• [The tasks]
1. List every name of a person, film character, or music group that appears in the interview excerpt about My Own Private Idaho.
2. Write what comes next in the interview excerpt about My Own Private Idaho, starting after its last sentence.
Start of Excerpt to read
The book is a deep character analysis of the two main characters in the movie, Scott and Mike, but there are also moments of memoir interspersed with the talk of cinema. Working on this project, did you discover things about the movie you hadn’t noticed before, or remember anything from the 90s that you had forgotten?

Yes, so much! I hadn’t thought of [the R&B group] Color Me Badd, for example, for twenty-five years. I know My Own Private Idaho so well and had watched it so consistently over the course my life that I don’t think there was anything I discovered when I was writing the book that I hadn’t noticed before. But what the book did force me to do was consider the choices Gus Van Sant was making. Why did he cast Hollywood teen idols? Why were the johns in the film so eccentric? All of that.

The film is an original in a lot of ways, to me at least. The 90s is the decade I grew up in too, but I never saw this movie until I was much older because of the content. What was it about the film My Own Private Idaho that made you want to write a book about it, and are there any other films you continue to return to?
End of Excerpt to read
Start of Dataset extract
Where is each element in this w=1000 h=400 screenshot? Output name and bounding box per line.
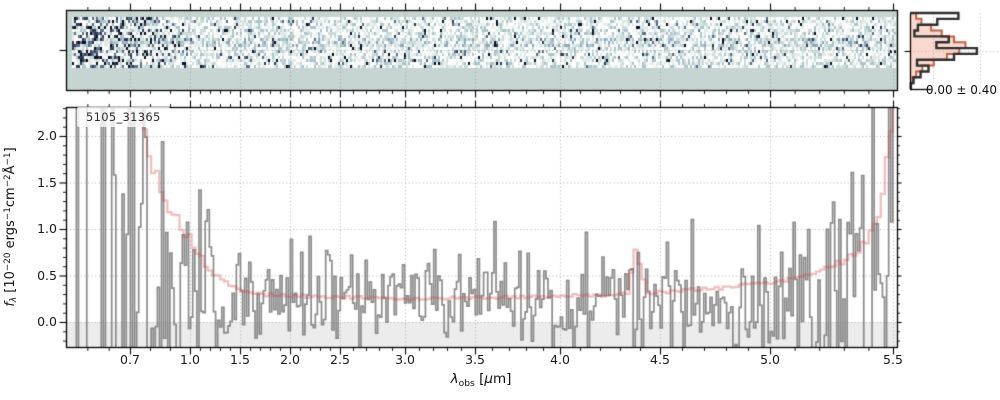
x-tick-label: 4.5	[650, 352, 670, 367]
axis-label-part: λ	[9, 296, 20, 303]
y-tick-label: 2.0	[37, 128, 57, 143]
noise-stats-label: 0.00 ± 0.40	[925, 83, 997, 97]
x-tick-label: 1.0	[180, 352, 200, 367]
x-tick-label: 3.0	[395, 352, 415, 367]
axis-label-part: ergs	[3, 220, 18, 253]
axis-label-part: −2	[2, 174, 13, 188]
axis-label-part: −1	[2, 207, 13, 221]
axis-label-part: −1	[2, 152, 13, 166]
y-tick-label: 1.0	[37, 221, 57, 236]
source-id-label: 5105_31365	[77, 107, 170, 127]
x-tick-label: 0.7	[120, 352, 140, 367]
x-tick-label: 2.0	[280, 352, 300, 367]
axis-label-part: obs	[458, 377, 475, 389]
axis-label-part: λ	[450, 371, 459, 387]
x-tick-label: 5.0	[760, 352, 780, 367]
axis-label-part: m]	[492, 371, 512, 387]
x-tick-label: 4.0	[550, 352, 570, 367]
axis-label-part: cm	[3, 187, 18, 208]
axis-label-part: [10	[3, 271, 18, 297]
axis-label-part: −20	[2, 252, 13, 272]
axis-label-part: Å	[3, 165, 18, 175]
x-tick-label: 3.5	[465, 352, 485, 367]
x-axis-label: λobs [μm]	[281, 371, 681, 389]
axis-label-part: [	[474, 371, 485, 387]
x-tick-label: 2.5	[330, 352, 350, 367]
axis-label-part: μ	[484, 371, 493, 387]
axis-label-part: f	[3, 302, 18, 307]
x-tick-label: 5.5	[883, 352, 903, 367]
x-tick-label: 1.5	[230, 352, 250, 367]
y-axis-label: fλ [10−20 ergs−1cm−2Å−1]	[3, 77, 23, 377]
y-tick-label: 1.5	[37, 174, 57, 190]
y-tick-label: 0.0	[37, 314, 57, 329]
y-tick-label: 0.5	[37, 267, 57, 283]
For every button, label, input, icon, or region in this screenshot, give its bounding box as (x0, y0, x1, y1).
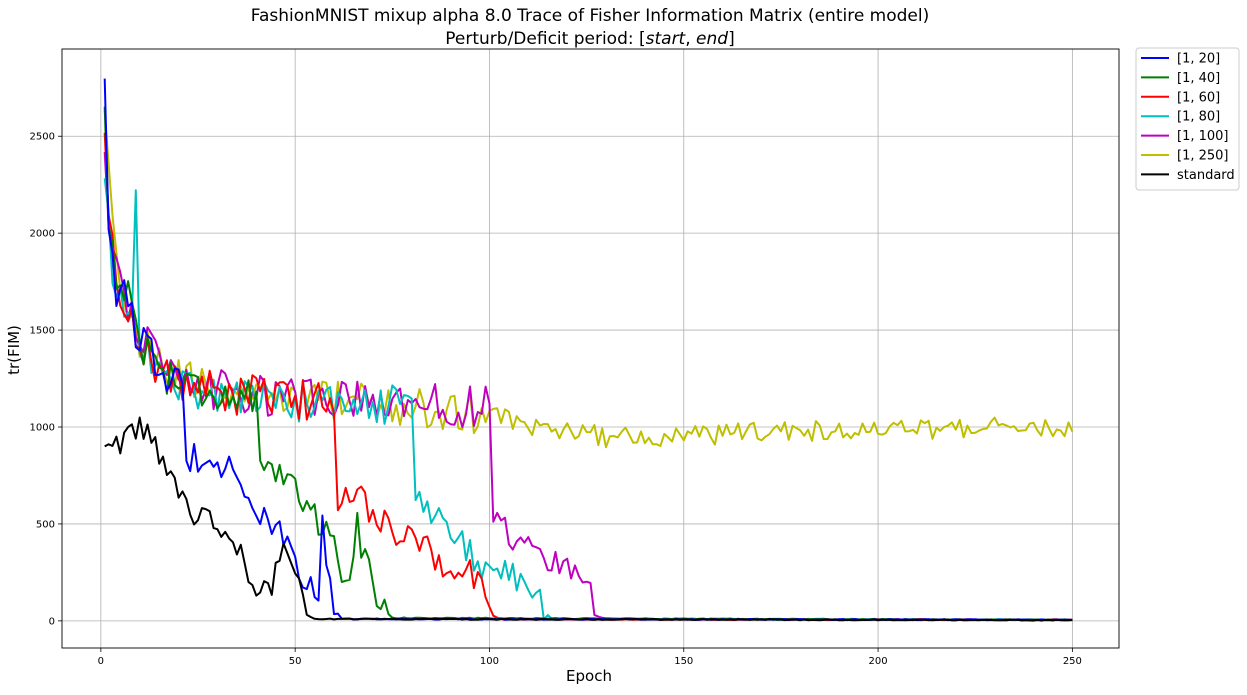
legend-label: [1, 100] (1177, 129, 1229, 144)
y-tick-label: 0 (49, 616, 55, 627)
x-axis-label: Epoch (566, 667, 612, 685)
y-tick-label: 1500 (30, 326, 55, 337)
x-tick-label: 250 (1063, 656, 1082, 667)
x-tick-label: 0 (98, 656, 104, 667)
legend-label: [1, 20] (1177, 52, 1220, 67)
y-tick-label: 2000 (30, 229, 55, 240)
legend-label: [1, 250] (1177, 149, 1229, 164)
axes-frame (61, 48, 1120, 649)
series-lines (103, 78, 1074, 622)
legend: [1, 20] [1, 40] [1, 60] [1, 80] [1, 100] [1, … (1135, 47, 1240, 191)
chart-subtitle: Perturb/Deficit period: [start, end] (445, 29, 734, 49)
chart-title: FashionMNIST mixup alpha 8.0 Trace of Fi… (251, 6, 930, 26)
legend-label: [1, 60] (1177, 90, 1220, 105)
x-tick-label: 50 (289, 656, 302, 667)
y-tick-label: 500 (36, 519, 55, 530)
grid-lines (62, 49, 1119, 648)
x-tick-label: 150 (674, 656, 693, 667)
y-tick-label: 2500 (30, 132, 55, 143)
x-tick-label: 100 (480, 656, 499, 667)
series-line (104, 416, 1073, 622)
legend-label: [1, 80] (1177, 110, 1220, 125)
y-tick-label: 1000 (30, 423, 55, 434)
legend-label: [1, 40] (1177, 71, 1220, 86)
y-axis-label: tr(FIM) (5, 325, 23, 375)
legend-label: standard (1177, 168, 1235, 183)
x-tick-label: 200 (869, 656, 888, 667)
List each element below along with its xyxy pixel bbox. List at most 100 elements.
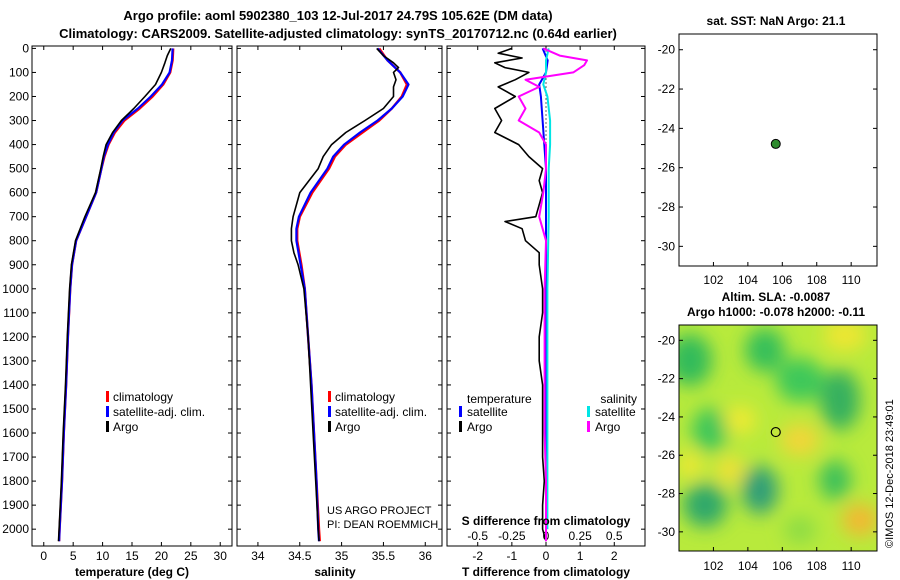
End of Dataset extract
• [Expected responses]
1. Scott, Mike, Color Me Badd, Gus Van Sant

2.
My Own Private Idaho felt like the first cultural subversion I experienced and understood. I had been tentatively exploring the idea of the alternative, or of making choices based on a set of factors entirely separate from what my parents might consider. I saw the film when I was fifteen, which is a pivotal time for independent thinking, and it truly felt like a switch went off in my brain. All of a sudden, I wanted to subvert culture too! There are films that I have gone back to, but very few hold up. Dead Poets Society, for example, which I loved at fourteen, seems stalkery in 2017. If there was one other movie I could write about, it would be Singin’ In The Rain. I know. But Debbie Reynolds and Donald O’Connor!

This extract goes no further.